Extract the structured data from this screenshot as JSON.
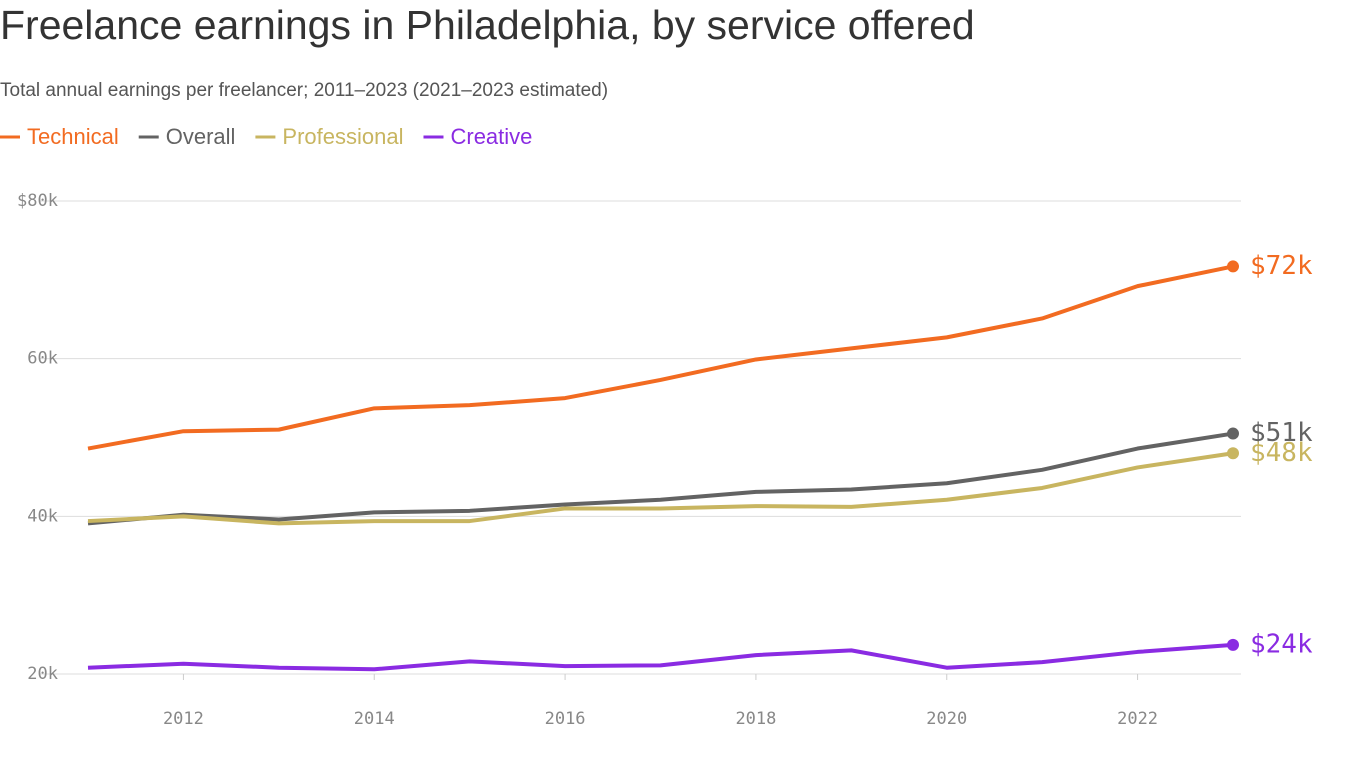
{
  "chart_data": {
    "type": "line",
    "title": "Freelance earnings in Philadelphia, by service offered",
    "subtitle": "Total annual earnings per freelancer; 2011–2023 (2021–2023 estimated)",
    "x": [
      2011,
      2012,
      2013,
      2014,
      2015,
      2016,
      2017,
      2018,
      2019,
      2020,
      2021,
      2022,
      2023
    ],
    "xlim": [
      2011,
      2023
    ],
    "xticks": [
      2012,
      2014,
      2016,
      2018,
      2020,
      2022
    ],
    "ylim": [
      20,
      80
    ],
    "yticks": [
      {
        "value": 20,
        "label": "20k"
      },
      {
        "value": 40,
        "label": "40k"
      },
      {
        "value": 60,
        "label": "60k"
      },
      {
        "value": 80,
        "label": "$80k"
      }
    ],
    "grid": true,
    "series": [
      {
        "name": "Technical",
        "color": "#f26b21",
        "values": [
          48.6,
          50.8,
          51.0,
          53.7,
          54.1,
          55.0,
          57.3,
          59.9,
          61.3,
          62.7,
          65.1,
          69.2,
          71.7
        ],
        "value_labels": [
          null,
          null,
          null,
          null,
          null,
          null,
          null,
          null,
          null,
          null,
          null,
          null,
          "$72k"
        ]
      },
      {
        "name": "Overall",
        "color": "#636363",
        "values": [
          39.1,
          40.2,
          39.6,
          40.5,
          40.7,
          41.5,
          42.1,
          43.1,
          43.4,
          44.2,
          45.9,
          48.6,
          50.5
        ],
        "value_labels": [
          null,
          null,
          null,
          null,
          null,
          null,
          null,
          null,
          null,
          null,
          null,
          null,
          "$51k"
        ]
      },
      {
        "name": "Professional",
        "color": "#c8b560",
        "values": [
          39.4,
          40.0,
          39.1,
          39.4,
          39.4,
          41.0,
          41.0,
          41.3,
          41.2,
          42.1,
          43.6,
          46.2,
          48.0
        ],
        "value_labels": [
          null,
          null,
          null,
          null,
          null,
          null,
          null,
          null,
          null,
          null,
          null,
          null,
          "$48k"
        ]
      },
      {
        "name": "Creative",
        "color": "#8a2be2",
        "values": [
          20.8,
          21.3,
          20.8,
          20.6,
          21.6,
          21.0,
          21.1,
          22.4,
          23.0,
          20.8,
          21.5,
          22.8,
          23.7
        ],
        "value_labels": [
          null,
          null,
          null,
          null,
          null,
          null,
          null,
          null,
          null,
          null,
          null,
          null,
          "$24k"
        ]
      }
    ]
  }
}
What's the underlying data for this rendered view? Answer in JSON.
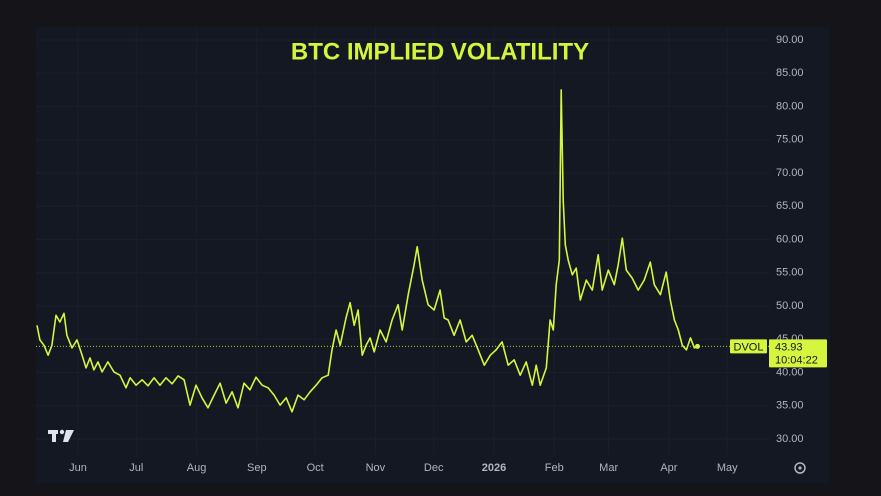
{
  "chart_data": {
    "type": "line",
    "title": "BTC IMPLIED VOLATILITY",
    "countdown": "10:04:22",
    "series": [
      {
        "name": "DVOL",
        "color": "#d6f53f",
        "x": [
          -21.1,
          -19.6,
          -17.5,
          -15.4,
          -13.4,
          -11.3,
          -9.3,
          -7.2,
          -5.7,
          -3.1,
          -0.5,
          2.1,
          4.1,
          6.2,
          8.2,
          10.3,
          12.4,
          15.4,
          18.5,
          21.6,
          24.7,
          26.8,
          29.9,
          33.0,
          36.0,
          39.1,
          42.2,
          45.3,
          48.4,
          51.5,
          54.6,
          57.6,
          60.7,
          63.8,
          66.9,
          70.0,
          73.1,
          76.2,
          79.3,
          82.3,
          85.4,
          88.5,
          91.6,
          94.7,
          97.8,
          100.9,
          104.0,
          107.1,
          110.1,
          113.2,
          116.3,
          119.4,
          122.5,
          125.6,
          128.7,
          130.7,
          132.8,
          134.9,
          137.9,
          140.0,
          142.1,
          144.1,
          146.2,
          148.2,
          150.3,
          152.4,
          155.4,
          158.5,
          161.6,
          164.7,
          166.8,
          169.9,
          172.9,
          174.5,
          177.1,
          180.1,
          183.2,
          186.3,
          188.4,
          190.4,
          193.5,
          196.6,
          199.7,
          202.8,
          205.9,
          209.0,
          212.1,
          215.1,
          218.2,
          221.3,
          224.4,
          227.5,
          230.6,
          233.7,
          235.7,
          237.8,
          240.9,
          242.9,
          244.5,
          246.0,
          247.6,
          248.6,
          249.6,
          250.7,
          252.2,
          254.3,
          256.3,
          258.4,
          261.5,
          264.6,
          267.6,
          269.7,
          272.8,
          275.9,
          277.9,
          280.0,
          282.1,
          285.1,
          288.2,
          291.3,
          294.4,
          296.5,
          299.6,
          302.6,
          304.7,
          306.8,
          308.8,
          310.9,
          313.0,
          315.1,
          317.1,
          318.7
        ],
        "values": [
          47.1,
          44.9,
          44.1,
          42.6,
          44.1,
          48.6,
          47.6,
          48.9,
          45.6,
          43.7,
          44.9,
          42.6,
          40.7,
          42.2,
          40.4,
          41.6,
          40.1,
          41.6,
          40.1,
          39.6,
          37.7,
          39.2,
          38.1,
          38.9,
          38.0,
          39.2,
          38.1,
          39.2,
          38.3,
          39.5,
          38.9,
          35.1,
          38.1,
          36.2,
          34.7,
          36.6,
          38.4,
          35.4,
          37.1,
          34.7,
          38.4,
          37.4,
          39.3,
          38.1,
          37.7,
          36.6,
          35.1,
          36.2,
          34.1,
          36.6,
          35.9,
          37.1,
          38.1,
          39.2,
          39.6,
          43.4,
          46.4,
          44.1,
          48.2,
          50.5,
          47.1,
          49.4,
          42.6,
          44.1,
          45.2,
          43.1,
          46.4,
          44.6,
          47.9,
          50.2,
          46.4,
          51.7,
          56.2,
          58.9,
          53.9,
          50.2,
          49.4,
          52.4,
          48.2,
          47.9,
          45.6,
          47.9,
          44.6,
          45.6,
          43.4,
          41.1,
          42.6,
          43.4,
          44.6,
          41.1,
          41.9,
          39.6,
          41.6,
          38.1,
          41.1,
          38.1,
          40.7,
          47.9,
          46.4,
          53.2,
          56.9,
          82.5,
          65.9,
          59.2,
          56.9,
          54.7,
          55.7,
          50.9,
          53.9,
          52.4,
          57.7,
          52.4,
          55.4,
          53.2,
          56.2,
          60.2,
          55.4,
          54.2,
          52.4,
          53.9,
          56.6,
          53.2,
          51.7,
          55.1,
          50.9,
          47.9,
          46.4,
          44.1,
          43.4,
          45.2,
          43.7,
          43.93
        ]
      }
    ],
    "xlim": [
      -21.6,
      356
    ],
    "xticks": [
      {
        "value": 0,
        "label": "Jun"
      },
      {
        "value": 30,
        "label": "Jul"
      },
      {
        "value": 61,
        "label": "Aug"
      },
      {
        "value": 92,
        "label": "Sep"
      },
      {
        "value": 122,
        "label": "Oct"
      },
      {
        "value": 153,
        "label": "Nov"
      },
      {
        "value": 183,
        "label": "Dec"
      },
      {
        "value": 214,
        "label": "2026"
      },
      {
        "value": 245,
        "label": "Feb"
      },
      {
        "value": 273,
        "label": "Mar"
      },
      {
        "value": 304,
        "label": "Apr"
      },
      {
        "value": 334,
        "label": "May"
      }
    ],
    "ylim": [
      27.6,
      91.95
    ],
    "yticks": [
      {
        "value": 30,
        "label": "30.00"
      },
      {
        "value": 35,
        "label": "35.00"
      },
      {
        "value": 40,
        "label": "40.00"
      },
      {
        "value": 45,
        "label": "45.00"
      },
      {
        "value": 50,
        "label": "50.00"
      },
      {
        "value": 55,
        "label": "55.00"
      },
      {
        "value": 60,
        "label": "60.00"
      },
      {
        "value": 65,
        "label": "65.00"
      },
      {
        "value": 70,
        "label": "70.00"
      },
      {
        "value": 75,
        "label": "75.00"
      },
      {
        "value": 80,
        "label": "80.00"
      },
      {
        "value": 85,
        "label": "85.00"
      },
      {
        "value": 90,
        "label": "90.00"
      }
    ],
    "grid": true
  }
}
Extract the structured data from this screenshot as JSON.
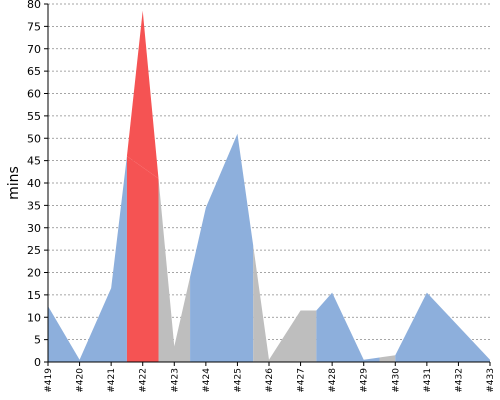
{
  "chart_data": {
    "type": "area",
    "title": "",
    "xlabel": "",
    "ylabel": "mins",
    "ylim": [
      0,
      80
    ],
    "yticks": [
      0,
      5,
      10,
      15,
      20,
      25,
      30,
      35,
      40,
      45,
      50,
      55,
      60,
      65,
      70,
      75,
      80
    ],
    "grid": true,
    "categories": [
      "#419",
      "#420",
      "#421",
      "#422",
      "#423",
      "#424",
      "#425",
      "#426",
      "#427",
      "#428",
      "#429",
      "#430",
      "#431",
      "#432",
      "#433"
    ],
    "values": [
      12.5,
      0.5,
      16.5,
      46.0,
      41.0,
      3.5,
      19.0,
      34.5,
      51.0,
      26.0,
      0.5,
      11.5,
      11.5,
      15.5,
      0.5,
      1.5,
      15.5,
      0.5
    ],
    "x": [
      0,
      1,
      2,
      2.5,
      3.5,
      4,
      4.5,
      5,
      6,
      6.5,
      7,
      8,
      8.5,
      9,
      10,
      11,
      12,
      14
    ],
    "peak": {
      "x": 3,
      "value": 78.5
    },
    "colors": {
      "success": "#8dafdc",
      "failure": "#f55353",
      "unstable": "#bebebe",
      "grid": "#888888",
      "axis": "#000000"
    },
    "segments": [
      {
        "from": 0,
        "to": 2.5,
        "status": "success"
      },
      {
        "from": 2.5,
        "to": 3.5,
        "status": "failure"
      },
      {
        "from": 3.5,
        "to": 4.5,
        "status": "unstable"
      },
      {
        "from": 4.5,
        "to": 6.5,
        "status": "success"
      },
      {
        "from": 6.5,
        "to": 8.5,
        "status": "unstable"
      },
      {
        "from": 8.5,
        "to": 10.5,
        "status": "success"
      },
      {
        "from": 10.5,
        "to": 11,
        "status": "unstable"
      },
      {
        "from": 11,
        "to": 14,
        "status": "success"
      }
    ]
  }
}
——
OBJECTIVE: In the listing, find every line with the word "name" and state how many there are, nothing more.

FINAL ANSWER: 5